▶ [EXERCISE AIM]: In this exercise, reproduce all the entries that follow exactly.

________________

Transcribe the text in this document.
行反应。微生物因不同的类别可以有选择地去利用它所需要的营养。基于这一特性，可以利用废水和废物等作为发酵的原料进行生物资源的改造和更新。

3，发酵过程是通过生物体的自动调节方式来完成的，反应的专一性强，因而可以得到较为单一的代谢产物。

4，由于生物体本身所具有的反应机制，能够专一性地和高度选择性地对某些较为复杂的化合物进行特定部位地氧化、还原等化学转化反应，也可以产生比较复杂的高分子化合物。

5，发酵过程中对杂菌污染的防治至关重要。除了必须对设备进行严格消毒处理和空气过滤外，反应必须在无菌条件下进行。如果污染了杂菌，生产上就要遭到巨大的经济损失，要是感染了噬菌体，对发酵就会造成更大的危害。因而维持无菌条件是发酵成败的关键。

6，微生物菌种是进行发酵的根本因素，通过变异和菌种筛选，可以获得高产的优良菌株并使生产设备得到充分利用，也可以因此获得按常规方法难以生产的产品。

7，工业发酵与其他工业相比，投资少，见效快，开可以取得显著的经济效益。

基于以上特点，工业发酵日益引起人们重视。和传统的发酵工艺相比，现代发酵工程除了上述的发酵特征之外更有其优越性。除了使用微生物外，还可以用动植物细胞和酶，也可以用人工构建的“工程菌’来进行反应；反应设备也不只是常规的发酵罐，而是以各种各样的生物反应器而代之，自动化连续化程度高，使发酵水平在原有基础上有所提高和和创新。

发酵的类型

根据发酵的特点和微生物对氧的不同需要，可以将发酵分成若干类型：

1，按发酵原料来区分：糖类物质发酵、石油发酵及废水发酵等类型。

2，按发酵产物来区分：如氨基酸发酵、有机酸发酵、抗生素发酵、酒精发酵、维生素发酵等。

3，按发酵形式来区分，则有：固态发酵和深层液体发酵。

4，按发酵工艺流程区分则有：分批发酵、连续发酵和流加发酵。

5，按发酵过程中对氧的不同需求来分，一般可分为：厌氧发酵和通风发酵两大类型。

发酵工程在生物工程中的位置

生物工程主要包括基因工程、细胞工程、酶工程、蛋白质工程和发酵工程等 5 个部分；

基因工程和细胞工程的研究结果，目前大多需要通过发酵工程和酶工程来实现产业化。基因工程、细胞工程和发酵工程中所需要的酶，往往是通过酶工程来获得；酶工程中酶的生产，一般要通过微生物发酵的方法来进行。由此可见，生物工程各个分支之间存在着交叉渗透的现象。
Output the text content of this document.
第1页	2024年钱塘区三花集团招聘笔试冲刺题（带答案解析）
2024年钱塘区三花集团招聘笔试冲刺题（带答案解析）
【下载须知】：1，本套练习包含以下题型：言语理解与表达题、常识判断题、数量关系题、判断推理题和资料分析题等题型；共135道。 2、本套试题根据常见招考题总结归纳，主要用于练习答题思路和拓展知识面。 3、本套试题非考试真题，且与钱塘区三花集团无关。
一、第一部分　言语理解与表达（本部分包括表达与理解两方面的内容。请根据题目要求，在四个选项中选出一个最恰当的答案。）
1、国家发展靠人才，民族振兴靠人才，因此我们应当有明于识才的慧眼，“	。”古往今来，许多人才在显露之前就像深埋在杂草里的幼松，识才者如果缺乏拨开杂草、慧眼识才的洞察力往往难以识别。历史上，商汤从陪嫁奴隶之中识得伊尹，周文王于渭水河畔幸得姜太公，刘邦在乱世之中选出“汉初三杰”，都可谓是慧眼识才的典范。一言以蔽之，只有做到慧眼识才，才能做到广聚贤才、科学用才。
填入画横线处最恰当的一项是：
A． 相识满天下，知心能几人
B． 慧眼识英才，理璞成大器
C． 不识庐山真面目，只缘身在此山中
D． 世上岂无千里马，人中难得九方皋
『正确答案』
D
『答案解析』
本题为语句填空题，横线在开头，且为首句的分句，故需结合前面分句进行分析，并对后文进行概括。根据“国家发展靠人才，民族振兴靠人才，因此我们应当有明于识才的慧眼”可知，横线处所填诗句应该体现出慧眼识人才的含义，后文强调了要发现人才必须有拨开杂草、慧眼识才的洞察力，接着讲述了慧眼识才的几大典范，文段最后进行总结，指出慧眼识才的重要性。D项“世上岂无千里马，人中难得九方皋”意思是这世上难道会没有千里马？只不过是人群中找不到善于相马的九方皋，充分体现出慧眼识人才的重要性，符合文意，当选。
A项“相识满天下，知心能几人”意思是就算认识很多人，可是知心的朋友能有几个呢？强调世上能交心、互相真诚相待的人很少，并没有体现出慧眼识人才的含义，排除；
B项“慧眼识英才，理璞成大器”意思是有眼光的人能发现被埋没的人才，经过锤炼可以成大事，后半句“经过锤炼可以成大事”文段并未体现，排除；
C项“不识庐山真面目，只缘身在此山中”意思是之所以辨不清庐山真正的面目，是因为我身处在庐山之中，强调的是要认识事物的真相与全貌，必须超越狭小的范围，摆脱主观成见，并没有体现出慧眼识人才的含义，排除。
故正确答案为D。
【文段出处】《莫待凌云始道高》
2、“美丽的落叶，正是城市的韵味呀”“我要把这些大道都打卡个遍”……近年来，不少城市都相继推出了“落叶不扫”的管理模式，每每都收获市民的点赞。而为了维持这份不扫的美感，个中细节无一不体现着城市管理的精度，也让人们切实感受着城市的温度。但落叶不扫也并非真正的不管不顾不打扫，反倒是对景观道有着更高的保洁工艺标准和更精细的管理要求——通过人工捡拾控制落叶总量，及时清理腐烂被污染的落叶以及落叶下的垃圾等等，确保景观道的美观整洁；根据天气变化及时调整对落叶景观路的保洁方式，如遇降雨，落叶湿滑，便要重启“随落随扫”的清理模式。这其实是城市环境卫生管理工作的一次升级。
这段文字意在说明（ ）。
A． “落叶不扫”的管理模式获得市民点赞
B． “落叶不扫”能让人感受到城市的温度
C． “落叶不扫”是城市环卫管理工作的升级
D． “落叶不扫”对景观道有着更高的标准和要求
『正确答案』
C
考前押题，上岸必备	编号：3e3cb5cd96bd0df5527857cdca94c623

________________

▶ [SOLUTION]:
Transcribe the text in this document.
行反应。微生物因不同的类别可以有选择地去利用它所需要的营养。基于这一特性，可以利用废水和废物等作为发酵的原料进行生物资源的改造和更新。

3，发酵过程是通过生物体的自动调节方式来完成的，反应的专一性强，因而可以得到较为单一的代谢产物。

4，由于生物体本身所具有的反应机制，能够专一性地和高度选择性地对某些较为复杂的化合物进行特定部位地氧化、还原等化学转化反应，也可以产生比较复杂的高分子化合物。

5，发酵过程中对杂菌污染的防治至关重要。除了必须对设备进行严格消毒处理和空气过滤外，反应必须在无菌条件下进行。如果污染了杂菌，生产上就要遭到巨大的经济损失，要是感染了噬菌体，对发酵就会造成更大的危害。因而维持无菌条件是发酵成败的关键。

6，微生物菌种是进行发酵的根本因素，通过变异和菌种筛选，可以获得高产的优良菌株并使生产设备得到充分利用，也可以因此获得按常规方法难以生产的产品。

7，工业发酵与其他工业相比，投资少，见效快，开可以取得显著的经济效益。

基于以上特点，工业发酵日益引起人们重视。和传统的发酵工艺相比，现代发酵工程除了上述的发酵特征之外更有其优越性。除了使用微生物外，还可以用动植物细胞和酶，也可以用人工构建的“工程菌’来进行反应；反应设备也不只是常规的发酵罐，而是以各种各样的生物反应器而代之，自动化连续化程度高，使发酵水平在原有基础上有所提高和和创新。

发酵的类型

根据发酵的特点和微生物对氧的不同需要，可以将发酵分成若干类型：

1，按发酵原料来区分：糖类物质发酵、石油发酵及废水发酵等类型。

2，按发酵产物来区分：如氨基酸发酵、有机酸发酵、抗生素发酵、酒精发酵、维生素发酵等。

3，按发酵形式来区分，则有：固态发酵和深层液体发酵。

4，按发酵工艺流程区分则有：分批发酵、连续发酵和流加发酵。

5，按发酵过程中对氧的不同需求来分，一般可分为：厌氧发酵和通风发酵两大类型。

发酵工程在生物工程中的位置

生物工程主要包括基因工程、细胞工程、酶工程、蛋白质工程和发酵工程等 5 个部分；

基因工程和细胞工程的研究结果，目前大多需要通过发酵工程和酶工程来实现产业化。基因工程、细胞工程和发酵工程中所需要的酶，往往是通过酶工程来获得；酶工程中酶的生产，一般要通过微生物发酵的方法来进行。由此可见，生物工程各个分支之间存在着交叉渗透的现象。
Output the text content of this document.
第1页	2024年钱塘区三花集团招聘笔试冲刺题（带答案解析）
2024年钱塘区三花集团招聘笔试冲刺题（带答案解析）
【下载须知】：1，本套练习包含以下题型：言语理解与表达题、常识判断题、数量关系题、判断推理题和资料分析题等题型；共135道。 2、本套试题根据常见招考题总结归纳，主要用于练习答题思路和拓展知识面。 3、本套试题非考试真题，且与钱塘区三花集团无关。
一、第一部分　言语理解与表达（本部分包括表达与理解两方面的内容。请根据题目要求，在四个选项中选出一个最恰当的答案。）
1、国家发展靠人才，民族振兴靠人才，因此我们应当有明于识才的慧眼，“	。”古往今来，许多人才在显露之前就像深埋在杂草里的幼松，识才者如果缺乏拨开杂草、慧眼识才的洞察力往往难以识别。历史上，商汤从陪嫁奴隶之中识得伊尹，周文王于渭水河畔幸得姜太公，刘邦在乱世之中选出“汉初三杰”，都可谓是慧眼识才的典范。一言以蔽之，只有做到慧眼识才，才能做到广聚贤才、科学用才。
填入画横线处最恰当的一项是：
A． 相识满天下，知心能几人
B． 慧眼识英才，理璞成大器
C． 不识庐山真面目，只缘身在此山中
D． 世上岂无千里马，人中难得九方皋
『正确答案』
D
『答案解析』
本题为语句填空题，横线在开头，且为首句的分句，故需结合前面分句进行分析，并对后文进行概括。根据“国家发展靠人才，民族振兴靠人才，因此我们应当有明于识才的慧眼”可知，横线处所填诗句应该体现出慧眼识人才的含义，后文强调了要发现人才必须有拨开杂草、慧眼识才的洞察力，接着讲述了慧眼识才的几大典范，文段最后进行总结，指出慧眼识才的重要性。D项“世上岂无千里马，人中难得九方皋”意思是这世上难道会没有千里马？只不过是人群中找不到善于相马的九方皋，充分体现出慧眼识人才的重要性，符合文意，当选。
A项“相识满天下，知心能几人”意思是就算认识很多人，可是知心的朋友能有几个呢？强调世上能交心、互相真诚相待的人很少，并没有体现出慧眼识人才的含义，排除；
B项“慧眼识英才，理璞成大器”意思是有眼光的人能发现被埋没的人才，经过锤炼可以成大事，后半句“经过锤炼可以成大事”文段并未体现，排除；
C项“不识庐山真面目，只缘身在此山中”意思是之所以辨不清庐山真正的面目，是因为我身处在庐山之中，强调的是要认识事物的真相与全貌，必须超越狭小的范围，摆脱主观成见，并没有体现出慧眼识人才的含义，排除。
故正确答案为D。
【文段出处】《莫待凌云始道高》
2、“美丽的落叶，正是城市的韵味呀”“我要把这些大道都打卡个遍”……近年来，不少城市都相继推出了“落叶不扫”的管理模式，每每都收获市民的点赞。而为了维持这份不扫的美感，个中细节无一不体现着城市管理的精度，也让人们切实感受着城市的温度。但落叶不扫也并非真正的不管不顾不打扫，反倒是对景观道有着更高的保洁工艺标准和更精细的管理要求——通过人工捡拾控制落叶总量，及时清理腐烂被污染的落叶以及落叶下的垃圾等等，确保景观道的美观整洁；根据天气变化及时调整对落叶景观路的保洁方式，如遇降雨，落叶湿滑，便要重启“随落随扫”的清理模式。这其实是城市环境卫生管理工作的一次升级。
这段文字意在说明（ ）。
A． “落叶不扫”的管理模式获得市民点赞
B． “落叶不扫”能让人感受到城市的温度
C． “落叶不扫”是城市环卫管理工作的升级
D． “落叶不扫”对景观道有着更高的标准和要求
『正确答案』
C
考前押题，上岸必备	编号：3e3cb5cd96bd0df5527857cdca94c623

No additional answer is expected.